EXTRACT TO READ:
Re: [R] Impaired boxplot functionality - mean instead of median

From: P Ehlers <>
Date: Fri 02 Dec 2005 - 03:57:38 EST

I'd like to add two comments to Martin's sensible response.

  1. I've seen several intro-stats textbooks that define a boxplot to have whiskers to the extreme data values and then define Tukey's boxplot as a "modified" boxplot. I wish authors wouldn't do that.
  2. I've also seen boxplots used for sample sizes as small as -- are you ready for it? -- n = 2!! (Admittedly, only in plots comparing several groups.) The help page for stripchart() points out that stripcharts "are a good alternative to boxplots when sample sizes are small". My own rule-of-thumb: n > 20 for single boxplots, n > 12 for multiple boxplots.

Peter Ehlers

Martin Maechler wrote:

> Boxplots were invented by John W. Tukey and I think should be
> counted among the top "small but smart" achievements from the
> 20th century. Very wisely he did *not* use mean and standard deviations.

PROVIDED MATERIAL:

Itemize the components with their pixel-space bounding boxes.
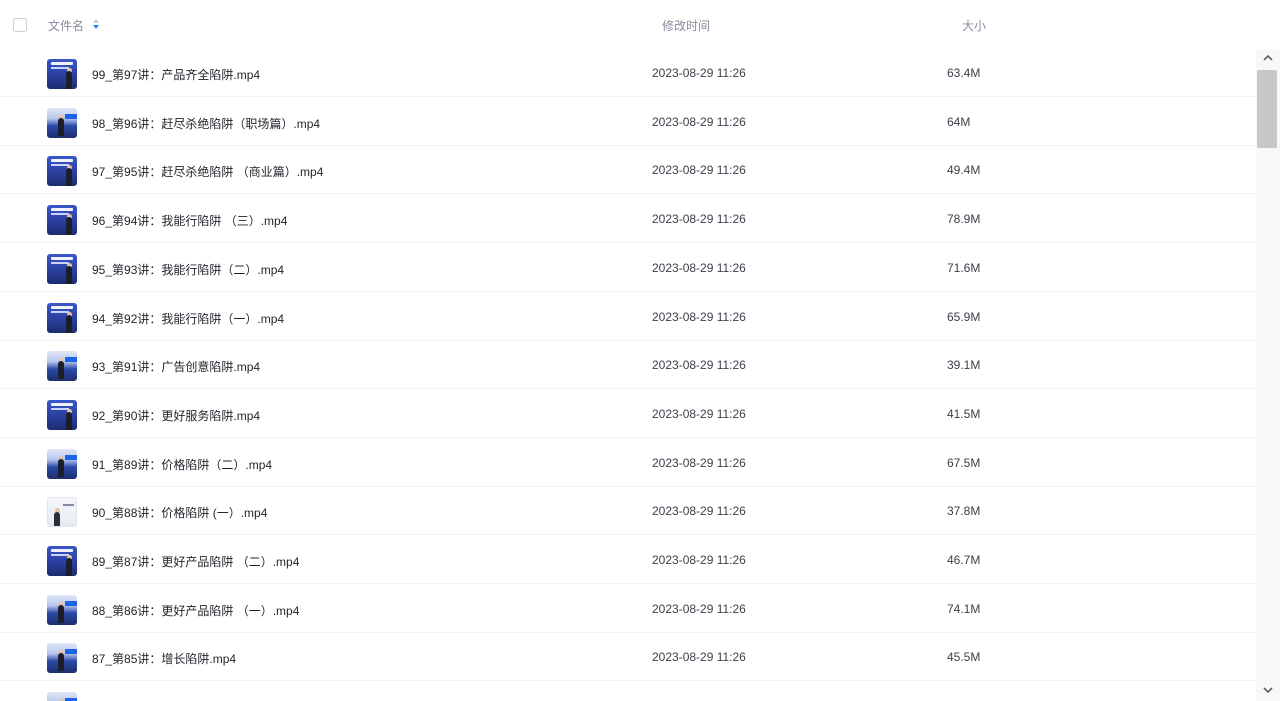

WHAT THE TASK ASKS: In the mailing-list reply on boxplots, what minimum sample size does Peter Ehlers give as his rule of thumb for multiple boxplots?

TASK OUTPUT: n > 12